[What you should do]:
Report, as a bare number, how many lines contain the string "والتعديل".

[Data to use]:
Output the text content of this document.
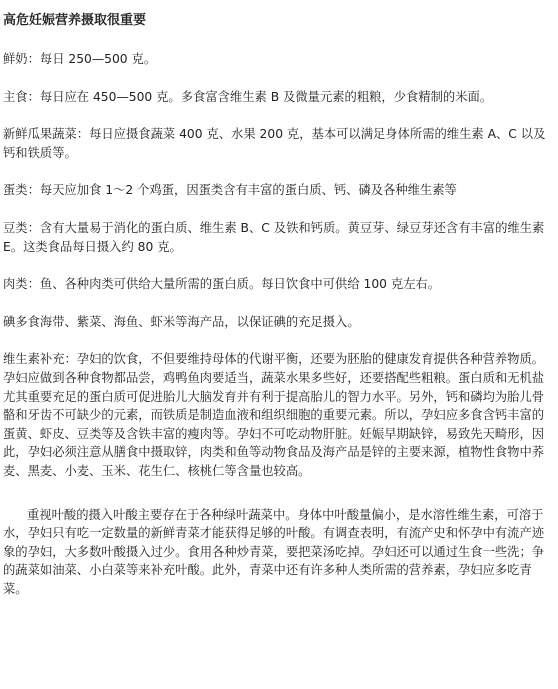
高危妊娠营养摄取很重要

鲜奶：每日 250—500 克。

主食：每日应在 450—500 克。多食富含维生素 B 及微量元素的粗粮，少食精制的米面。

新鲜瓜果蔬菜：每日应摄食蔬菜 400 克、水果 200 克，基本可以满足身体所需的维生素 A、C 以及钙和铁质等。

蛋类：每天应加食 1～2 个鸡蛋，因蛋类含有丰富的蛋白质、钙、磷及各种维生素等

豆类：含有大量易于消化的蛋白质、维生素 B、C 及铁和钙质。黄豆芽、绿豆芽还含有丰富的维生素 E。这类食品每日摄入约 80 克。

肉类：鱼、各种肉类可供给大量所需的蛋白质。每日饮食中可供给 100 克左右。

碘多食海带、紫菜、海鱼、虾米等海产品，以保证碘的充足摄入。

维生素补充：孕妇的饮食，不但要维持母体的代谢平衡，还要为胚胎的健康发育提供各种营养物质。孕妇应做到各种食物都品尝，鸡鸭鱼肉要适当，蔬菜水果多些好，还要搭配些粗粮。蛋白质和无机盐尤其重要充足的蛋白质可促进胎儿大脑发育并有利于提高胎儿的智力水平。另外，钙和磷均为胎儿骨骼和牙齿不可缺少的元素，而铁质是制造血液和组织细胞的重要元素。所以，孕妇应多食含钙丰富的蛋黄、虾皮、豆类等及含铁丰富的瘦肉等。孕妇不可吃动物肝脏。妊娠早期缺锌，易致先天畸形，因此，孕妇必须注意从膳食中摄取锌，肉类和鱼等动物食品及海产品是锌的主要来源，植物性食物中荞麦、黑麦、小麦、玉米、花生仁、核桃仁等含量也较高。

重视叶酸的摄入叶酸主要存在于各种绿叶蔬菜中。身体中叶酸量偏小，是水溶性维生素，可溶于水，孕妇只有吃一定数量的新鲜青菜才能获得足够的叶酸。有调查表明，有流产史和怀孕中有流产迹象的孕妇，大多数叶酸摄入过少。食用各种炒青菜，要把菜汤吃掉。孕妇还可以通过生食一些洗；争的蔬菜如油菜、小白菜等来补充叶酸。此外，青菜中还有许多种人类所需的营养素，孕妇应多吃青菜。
--
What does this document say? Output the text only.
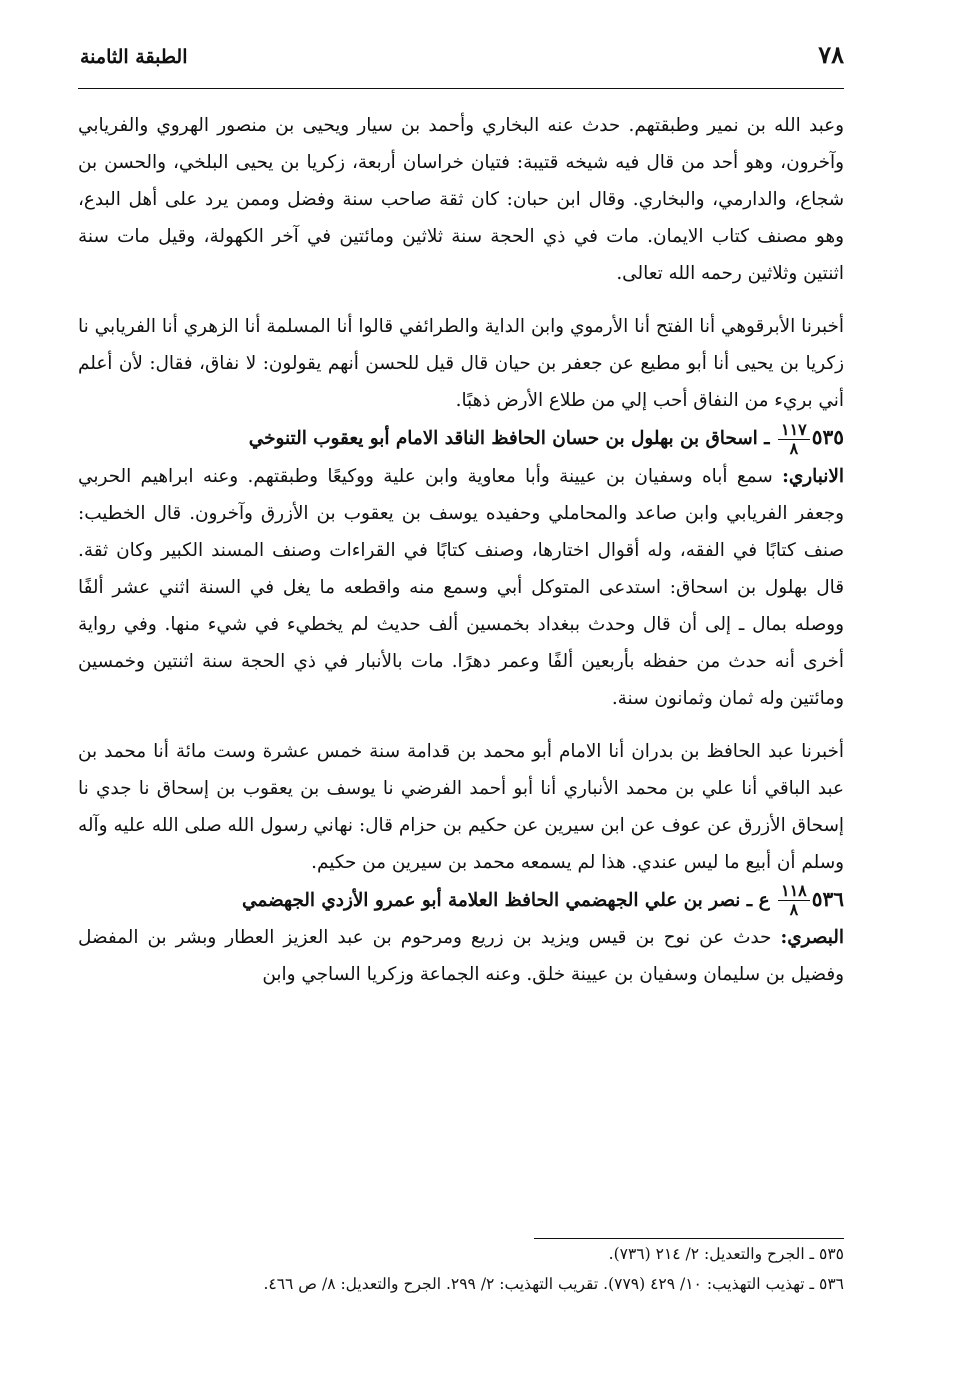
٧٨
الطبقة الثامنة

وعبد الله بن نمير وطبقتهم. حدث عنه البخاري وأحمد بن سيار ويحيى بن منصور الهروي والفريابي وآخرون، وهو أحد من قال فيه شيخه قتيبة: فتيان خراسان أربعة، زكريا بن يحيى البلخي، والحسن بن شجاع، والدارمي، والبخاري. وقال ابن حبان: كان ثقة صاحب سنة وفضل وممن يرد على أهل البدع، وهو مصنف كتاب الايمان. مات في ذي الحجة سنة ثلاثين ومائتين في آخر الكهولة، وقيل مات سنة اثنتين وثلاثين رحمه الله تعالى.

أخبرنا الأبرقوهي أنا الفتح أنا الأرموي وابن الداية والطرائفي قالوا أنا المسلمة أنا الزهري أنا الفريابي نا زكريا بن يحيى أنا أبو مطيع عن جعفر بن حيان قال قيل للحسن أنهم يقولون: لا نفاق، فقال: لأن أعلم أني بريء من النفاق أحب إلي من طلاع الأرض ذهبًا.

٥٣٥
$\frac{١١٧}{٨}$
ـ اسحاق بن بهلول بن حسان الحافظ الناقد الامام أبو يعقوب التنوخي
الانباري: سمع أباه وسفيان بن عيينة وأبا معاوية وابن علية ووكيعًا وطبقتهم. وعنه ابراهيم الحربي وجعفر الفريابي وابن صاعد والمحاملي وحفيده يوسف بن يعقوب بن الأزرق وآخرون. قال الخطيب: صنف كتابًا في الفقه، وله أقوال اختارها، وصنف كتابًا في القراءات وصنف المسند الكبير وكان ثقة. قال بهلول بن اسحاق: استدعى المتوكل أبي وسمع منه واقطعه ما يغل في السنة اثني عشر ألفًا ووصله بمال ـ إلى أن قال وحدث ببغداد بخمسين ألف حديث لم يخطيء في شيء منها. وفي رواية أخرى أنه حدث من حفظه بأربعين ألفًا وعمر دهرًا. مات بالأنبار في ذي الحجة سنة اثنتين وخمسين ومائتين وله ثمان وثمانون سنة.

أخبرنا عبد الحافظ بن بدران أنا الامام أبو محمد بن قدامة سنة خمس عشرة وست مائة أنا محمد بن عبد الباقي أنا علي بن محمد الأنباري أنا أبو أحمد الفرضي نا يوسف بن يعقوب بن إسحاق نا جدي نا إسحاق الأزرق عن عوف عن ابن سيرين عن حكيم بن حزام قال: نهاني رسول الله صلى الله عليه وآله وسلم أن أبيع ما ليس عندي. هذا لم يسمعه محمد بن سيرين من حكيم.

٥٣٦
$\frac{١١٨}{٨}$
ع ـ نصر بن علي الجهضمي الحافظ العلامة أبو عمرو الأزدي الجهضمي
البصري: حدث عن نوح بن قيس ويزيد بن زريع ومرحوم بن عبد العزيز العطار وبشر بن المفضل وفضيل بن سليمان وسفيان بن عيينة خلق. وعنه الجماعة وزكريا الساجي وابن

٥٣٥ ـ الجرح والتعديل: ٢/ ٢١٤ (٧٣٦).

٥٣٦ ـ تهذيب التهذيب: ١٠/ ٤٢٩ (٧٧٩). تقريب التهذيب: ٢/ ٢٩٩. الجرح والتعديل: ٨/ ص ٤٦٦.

[Solved problem]:
2